Dataset items:

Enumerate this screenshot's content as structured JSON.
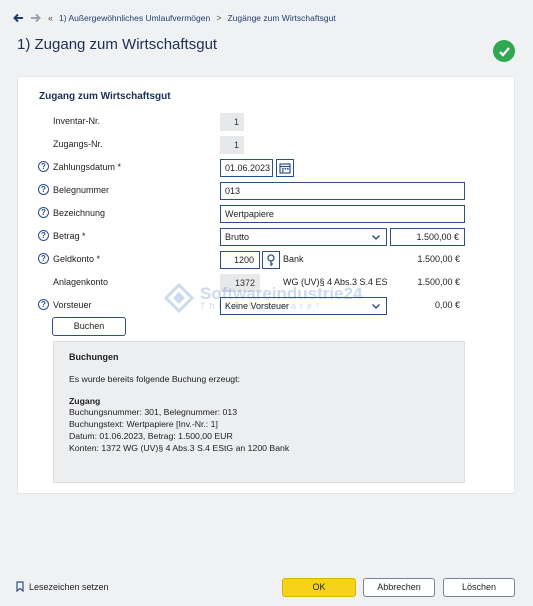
{
  "breadcrumb": {
    "separator_1": "«",
    "item_1": "1) Außergewöhnliches Umlaufvermögen",
    "separator_2": ">",
    "item_2": "Zugänge zum Wirtschaftsgut"
  },
  "page": {
    "title": "1) Zugang zum Wirtschaftsgut"
  },
  "form": {
    "section_title": "Zugang zum Wirtschaftsgut",
    "inventar_label": "Inventar-Nr.",
    "inventar_value": "1",
    "zugang_label": "Zugangs-Nr.",
    "zugang_value": "1",
    "zahlungsdatum_label": "Zahlungsdatum *",
    "zahlungsdatum_value": "01.06.2023",
    "beleg_label": "Belegnummer",
    "beleg_value": "013",
    "bezeichnung_label": "Bezeichnung",
    "bezeichnung_value": "Wertpapiere",
    "betrag_label": "Betrag *",
    "betrag_type": "Brutto",
    "betrag_value": "1.500,00 €",
    "geldkonto_label": "Geldkonto *",
    "geldkonto_value": "1200",
    "geldkonto_name": "Bank",
    "geldkonto_amount": "1.500,00 €",
    "anlagenkonto_label": "Anlagenkonto",
    "anlagenkonto_value": "1372",
    "anlagenkonto_name": "WG (UV)§ 4 Abs.3 S.4 ES",
    "anlagenkonto_amount": "1.500,00 €",
    "vorsteuer_label": "Vorsteuer",
    "vorsteuer_value": "Keine Vorsteuer",
    "vorsteuer_amount": "0,00 €",
    "help_glyph": "?",
    "buchen_label": "Buchen"
  },
  "watermark": {
    "text": "Softwareindustrie24",
    "subtext": "Think Software!"
  },
  "summary": {
    "title": "Buchungen",
    "intro": "Es wurde bereits folgende Buchung erzeugt:",
    "heading": "Zugang",
    "line_1": "Buchungsnummer: 301, Belegnummer: 013",
    "line_2": "Buchungstext: Wertpapiere [Inv.-Nr.: 1]",
    "line_3": "Datum: 01.06.2023, Betrag: 1.500,00 EUR",
    "line_4": "Konten: 1372 WG (UV)§ 4 Abs.3 S.4 EStG an 1200 Bank"
  },
  "footer": {
    "bookmark_label": "Lesezeichen setzen",
    "ok_label": "OK",
    "cancel_label": "Abbrechen",
    "delete_label": "Löschen"
  },
  "colors": {
    "accent": "#2d4f86",
    "ok_button": "#f6d21a",
    "success": "#2fa84f"
  }
}
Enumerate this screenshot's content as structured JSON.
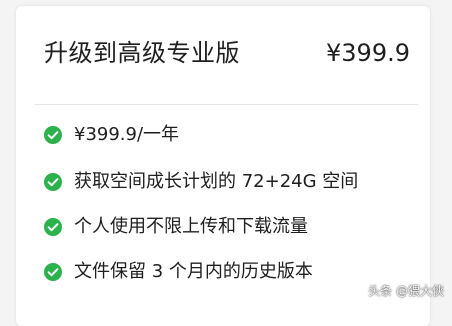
{
  "plan": {
    "title": "升级到高级专业版",
    "price": "¥399.9"
  },
  "features": [
    {
      "icon": "check-circle-icon",
      "text": "¥399.9/一年"
    },
    {
      "icon": "check-circle-icon",
      "text": "获取空间成长计划的 72+24G 空间"
    },
    {
      "icon": "check-circle-icon",
      "text": "个人使用不限上传和下载流量"
    },
    {
      "icon": "check-circle-icon",
      "text": "文件保留 3 个月内的历史版本"
    }
  ],
  "watermark": "头条 @猥大侠",
  "colors": {
    "check_green": "#2bb24c",
    "text": "#1e1e1e"
  }
}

*Requirement*:
Images in the records should not be copied. Repeat all the rest exactly.

*Exercise result*:
Enumerate this screenshot's content as structured JSON.
{
  "breadcrumb": {
    "separator_1": "«",
    "item_1": "1) Außergewöhnliches Umlaufvermögen",
    "separator_2": ">",
    "item_2": "Zugänge zum Wirtschaftsgut"
  },
  "page": {
    "title": "1) Zugang zum Wirtschaftsgut"
  },
  "form": {
    "section_title": "Zugang zum Wirtschaftsgut",
    "inventar_label": "Inventar-Nr.",
    "inventar_value": "1",
    "zugang_label": "Zugangs-Nr.",
    "zugang_value": "1",
    "zahlungsdatum_label": "Zahlungsdatum *",
    "zahlungsdatum_value": "01.06.2023",
    "beleg_label": "Belegnummer",
    "beleg_value": "013",
    "bezeichnung_label": "Bezeichnung",
    "bezeichnung_value": "Wertpapiere",
    "betrag_label": "Betrag *",
    "betrag_type": "Brutto",
    "betrag_value": "1.500,00 €",
    "geldkonto_label": "Geldkonto *",
    "geldkonto_value": "1200",
    "geldkonto_name": "Bank",
    "geldkonto_amount": "1.500,00 €",
    "anlagenkonto_label": "Anlagenkonto",
    "anlagenkonto_value": "1372",
    "anlagenkonto_name": "WG (UV)§ 4 Abs.3 S.4 ES",
    "anlagenkonto_amount": "1.500,00 €",
    "vorsteuer_label": "Vorsteuer",
    "vorsteuer_value": "Keine Vorsteuer",
    "vorsteuer_amount": "0,00 €",
    "help_glyph": "?",
    "buchen_label": "Buchen"
  },
  "watermark": {
    "text": "Softwareindustrie24",
    "subtext": "Think Software!"
  },
  "summary": {
    "title": "Buchungen",
    "intro": "Es wurde bereits folgende Buchung erzeugt:",
    "heading": "Zugang",
    "line_1": "Buchungsnummer: 301, Belegnummer: 013",
    "line_2": "Buchungstext: Wertpapiere [Inv.-Nr.: 1]",
    "line_3": "Datum: 01.06.2023, Betrag: 1.500,00 EUR",
    "line_4": "Konten: 1372 WG (UV)§ 4 Abs.3 S.4 EStG an 1200 Bank"
  },
  "footer": {
    "bookmark_label": "Lesezeichen setzen",
    "ok_label": "OK",
    "cancel_label": "Abbrechen",
    "delete_label": "Löschen"
  },
  "colors": {
    "accent": "#2d4f86",
    "ok_button": "#f6d21a",
    "success": "#2fa84f"
  }
}
Enumerate this screenshot's content as structured JSON.
{
  "plan": {
    "title": "升级到高级专业版",
    "price": "¥399.9"
  },
  "features": [
    {
      "icon": "check-circle-icon",
      "text": "¥399.9/一年"
    },
    {
      "icon": "check-circle-icon",
      "text": "获取空间成长计划的 72+24G 空间"
    },
    {
      "icon": "check-circle-icon",
      "text": "个人使用不限上传和下载流量"
    },
    {
      "icon": "check-circle-icon",
      "text": "文件保留 3 个月内的历史版本"
    }
  ],
  "watermark": "头条 @猥大侠",
  "colors": {
    "check_green": "#2bb24c",
    "text": "#1e1e1e"
  }
}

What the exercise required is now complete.